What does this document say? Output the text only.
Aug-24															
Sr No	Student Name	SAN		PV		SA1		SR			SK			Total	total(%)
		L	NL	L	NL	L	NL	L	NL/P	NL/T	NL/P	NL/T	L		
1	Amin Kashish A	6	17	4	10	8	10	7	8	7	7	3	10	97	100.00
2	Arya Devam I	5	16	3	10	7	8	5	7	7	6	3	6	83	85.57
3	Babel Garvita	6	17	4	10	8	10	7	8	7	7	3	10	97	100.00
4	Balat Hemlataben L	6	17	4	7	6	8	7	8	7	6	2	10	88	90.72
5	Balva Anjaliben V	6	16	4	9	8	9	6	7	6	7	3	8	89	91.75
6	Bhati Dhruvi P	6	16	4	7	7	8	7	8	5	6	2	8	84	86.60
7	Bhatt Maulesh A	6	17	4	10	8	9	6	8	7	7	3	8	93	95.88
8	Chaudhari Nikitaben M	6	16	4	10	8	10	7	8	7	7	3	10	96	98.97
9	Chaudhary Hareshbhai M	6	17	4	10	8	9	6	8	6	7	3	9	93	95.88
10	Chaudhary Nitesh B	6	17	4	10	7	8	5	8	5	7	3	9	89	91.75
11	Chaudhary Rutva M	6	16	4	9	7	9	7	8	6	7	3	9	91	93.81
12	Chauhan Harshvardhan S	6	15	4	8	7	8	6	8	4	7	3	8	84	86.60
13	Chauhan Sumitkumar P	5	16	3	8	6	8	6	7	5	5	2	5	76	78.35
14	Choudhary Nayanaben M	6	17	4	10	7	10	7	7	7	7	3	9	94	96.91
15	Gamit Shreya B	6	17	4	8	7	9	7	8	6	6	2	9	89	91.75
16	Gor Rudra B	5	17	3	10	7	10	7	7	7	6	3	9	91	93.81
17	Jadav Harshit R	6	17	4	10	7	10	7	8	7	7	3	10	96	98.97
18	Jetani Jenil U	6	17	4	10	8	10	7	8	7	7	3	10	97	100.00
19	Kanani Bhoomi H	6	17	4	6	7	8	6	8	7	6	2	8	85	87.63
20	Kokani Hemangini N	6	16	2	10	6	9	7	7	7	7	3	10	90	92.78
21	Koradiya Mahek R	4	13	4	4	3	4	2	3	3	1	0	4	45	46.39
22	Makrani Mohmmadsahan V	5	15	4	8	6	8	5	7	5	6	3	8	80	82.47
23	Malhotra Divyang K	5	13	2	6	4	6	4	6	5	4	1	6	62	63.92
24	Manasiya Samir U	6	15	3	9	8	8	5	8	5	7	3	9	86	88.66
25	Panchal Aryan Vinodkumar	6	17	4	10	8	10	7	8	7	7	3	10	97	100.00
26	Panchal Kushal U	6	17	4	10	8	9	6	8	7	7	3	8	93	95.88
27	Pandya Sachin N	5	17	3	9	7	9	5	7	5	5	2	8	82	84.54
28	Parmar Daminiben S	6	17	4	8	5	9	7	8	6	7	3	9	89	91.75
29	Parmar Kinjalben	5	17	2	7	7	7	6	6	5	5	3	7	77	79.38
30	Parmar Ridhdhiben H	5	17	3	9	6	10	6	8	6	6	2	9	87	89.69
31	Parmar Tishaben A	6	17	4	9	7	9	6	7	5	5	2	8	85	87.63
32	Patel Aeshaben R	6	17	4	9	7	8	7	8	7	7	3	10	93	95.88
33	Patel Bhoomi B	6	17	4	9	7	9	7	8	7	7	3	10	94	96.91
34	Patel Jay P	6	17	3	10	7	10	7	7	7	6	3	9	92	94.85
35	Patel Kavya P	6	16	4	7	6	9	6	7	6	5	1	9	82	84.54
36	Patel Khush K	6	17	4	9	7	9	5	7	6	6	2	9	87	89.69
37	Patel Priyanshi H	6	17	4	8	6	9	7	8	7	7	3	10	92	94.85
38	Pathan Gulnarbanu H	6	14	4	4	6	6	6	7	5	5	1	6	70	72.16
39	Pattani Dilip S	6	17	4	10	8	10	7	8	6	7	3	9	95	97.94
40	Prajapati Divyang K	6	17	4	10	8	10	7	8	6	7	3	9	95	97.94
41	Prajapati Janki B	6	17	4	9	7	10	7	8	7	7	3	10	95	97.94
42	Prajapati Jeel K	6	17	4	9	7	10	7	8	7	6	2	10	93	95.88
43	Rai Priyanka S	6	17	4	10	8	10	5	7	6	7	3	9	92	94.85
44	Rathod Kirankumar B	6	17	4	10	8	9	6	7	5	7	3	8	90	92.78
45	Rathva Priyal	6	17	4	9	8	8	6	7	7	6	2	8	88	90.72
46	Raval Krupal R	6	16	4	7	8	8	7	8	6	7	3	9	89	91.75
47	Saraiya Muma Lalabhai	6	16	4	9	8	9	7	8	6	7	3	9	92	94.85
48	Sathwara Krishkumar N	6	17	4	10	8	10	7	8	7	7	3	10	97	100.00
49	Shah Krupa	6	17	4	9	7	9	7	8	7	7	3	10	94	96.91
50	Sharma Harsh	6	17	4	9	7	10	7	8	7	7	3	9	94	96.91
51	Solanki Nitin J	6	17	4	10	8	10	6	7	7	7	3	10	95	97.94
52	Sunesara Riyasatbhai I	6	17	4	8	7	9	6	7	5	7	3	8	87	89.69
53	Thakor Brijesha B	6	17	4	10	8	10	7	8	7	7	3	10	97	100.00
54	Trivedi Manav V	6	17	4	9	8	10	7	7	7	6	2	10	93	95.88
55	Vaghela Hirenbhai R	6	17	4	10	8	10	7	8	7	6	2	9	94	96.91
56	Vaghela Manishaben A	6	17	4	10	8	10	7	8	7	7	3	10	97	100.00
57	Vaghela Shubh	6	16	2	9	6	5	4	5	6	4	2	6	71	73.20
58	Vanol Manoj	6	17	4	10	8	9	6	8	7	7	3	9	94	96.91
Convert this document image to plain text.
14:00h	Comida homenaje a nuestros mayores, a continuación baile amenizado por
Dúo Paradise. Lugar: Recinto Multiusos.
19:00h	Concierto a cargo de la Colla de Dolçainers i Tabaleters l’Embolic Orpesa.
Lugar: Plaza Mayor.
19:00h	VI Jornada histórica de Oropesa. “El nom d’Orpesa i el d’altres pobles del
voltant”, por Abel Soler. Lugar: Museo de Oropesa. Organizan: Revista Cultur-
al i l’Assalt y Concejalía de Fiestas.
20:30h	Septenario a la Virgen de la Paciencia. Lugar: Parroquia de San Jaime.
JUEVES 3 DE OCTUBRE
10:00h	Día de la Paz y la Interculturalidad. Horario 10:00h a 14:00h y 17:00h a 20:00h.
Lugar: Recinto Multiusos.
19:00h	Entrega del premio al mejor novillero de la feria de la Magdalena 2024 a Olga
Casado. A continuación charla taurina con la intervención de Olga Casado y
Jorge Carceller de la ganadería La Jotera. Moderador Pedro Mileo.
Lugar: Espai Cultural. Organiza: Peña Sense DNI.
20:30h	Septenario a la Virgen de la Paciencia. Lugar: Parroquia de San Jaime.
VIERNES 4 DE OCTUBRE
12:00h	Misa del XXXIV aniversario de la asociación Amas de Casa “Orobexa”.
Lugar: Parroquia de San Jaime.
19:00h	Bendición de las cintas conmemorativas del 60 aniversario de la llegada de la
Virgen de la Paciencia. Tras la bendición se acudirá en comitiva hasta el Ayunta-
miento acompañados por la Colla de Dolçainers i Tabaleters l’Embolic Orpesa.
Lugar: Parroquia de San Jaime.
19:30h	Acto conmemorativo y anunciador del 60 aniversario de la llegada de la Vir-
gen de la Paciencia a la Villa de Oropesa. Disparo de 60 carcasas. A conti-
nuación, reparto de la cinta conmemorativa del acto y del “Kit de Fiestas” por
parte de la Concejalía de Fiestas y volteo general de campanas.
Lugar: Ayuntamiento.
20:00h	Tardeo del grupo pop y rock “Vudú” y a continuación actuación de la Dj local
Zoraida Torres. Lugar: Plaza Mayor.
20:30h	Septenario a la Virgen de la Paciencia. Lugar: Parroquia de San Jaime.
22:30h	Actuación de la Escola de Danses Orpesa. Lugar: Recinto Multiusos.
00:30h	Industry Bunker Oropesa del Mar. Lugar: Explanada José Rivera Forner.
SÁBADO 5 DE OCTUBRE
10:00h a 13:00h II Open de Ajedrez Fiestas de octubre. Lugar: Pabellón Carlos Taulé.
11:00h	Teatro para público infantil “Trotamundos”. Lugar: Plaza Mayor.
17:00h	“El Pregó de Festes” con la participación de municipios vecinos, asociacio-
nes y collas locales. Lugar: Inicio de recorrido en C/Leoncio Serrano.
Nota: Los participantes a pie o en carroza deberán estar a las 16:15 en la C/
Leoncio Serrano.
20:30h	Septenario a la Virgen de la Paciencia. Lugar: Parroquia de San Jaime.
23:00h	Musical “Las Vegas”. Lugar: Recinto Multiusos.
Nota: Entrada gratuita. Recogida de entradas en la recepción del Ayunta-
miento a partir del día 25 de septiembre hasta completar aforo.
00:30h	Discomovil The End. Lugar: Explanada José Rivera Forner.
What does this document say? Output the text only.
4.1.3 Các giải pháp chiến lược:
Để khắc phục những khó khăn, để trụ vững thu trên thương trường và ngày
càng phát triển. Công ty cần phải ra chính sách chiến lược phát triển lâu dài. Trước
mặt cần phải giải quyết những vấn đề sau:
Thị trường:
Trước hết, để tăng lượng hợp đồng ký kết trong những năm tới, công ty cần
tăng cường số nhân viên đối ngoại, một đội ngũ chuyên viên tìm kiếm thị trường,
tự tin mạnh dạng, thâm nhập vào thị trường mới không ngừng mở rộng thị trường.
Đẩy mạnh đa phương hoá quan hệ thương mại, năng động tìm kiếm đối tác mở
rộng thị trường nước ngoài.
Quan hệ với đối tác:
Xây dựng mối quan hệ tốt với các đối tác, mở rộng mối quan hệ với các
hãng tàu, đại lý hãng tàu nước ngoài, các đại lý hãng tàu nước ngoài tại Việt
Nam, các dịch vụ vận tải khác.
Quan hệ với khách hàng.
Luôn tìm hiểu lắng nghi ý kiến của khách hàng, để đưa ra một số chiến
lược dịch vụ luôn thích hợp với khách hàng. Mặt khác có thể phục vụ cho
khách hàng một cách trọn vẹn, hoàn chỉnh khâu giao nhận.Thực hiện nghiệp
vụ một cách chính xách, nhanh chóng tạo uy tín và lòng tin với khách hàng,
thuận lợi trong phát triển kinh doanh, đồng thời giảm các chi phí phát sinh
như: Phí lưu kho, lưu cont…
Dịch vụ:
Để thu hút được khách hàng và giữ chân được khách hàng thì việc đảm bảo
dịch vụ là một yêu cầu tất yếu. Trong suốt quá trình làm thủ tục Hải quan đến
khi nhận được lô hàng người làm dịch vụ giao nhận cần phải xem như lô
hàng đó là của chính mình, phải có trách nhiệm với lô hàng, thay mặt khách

--------------------

## [The request]
Copy out all lines where the word "phát" appears.

## [Exercise output]
càng phát triển. Công ty cần phải ra chính sách chiến lược phát triển lâu dài. Trước
thuận lợi trong phát triển kinh doanh, đồng thời giảm các chi phí phát sinh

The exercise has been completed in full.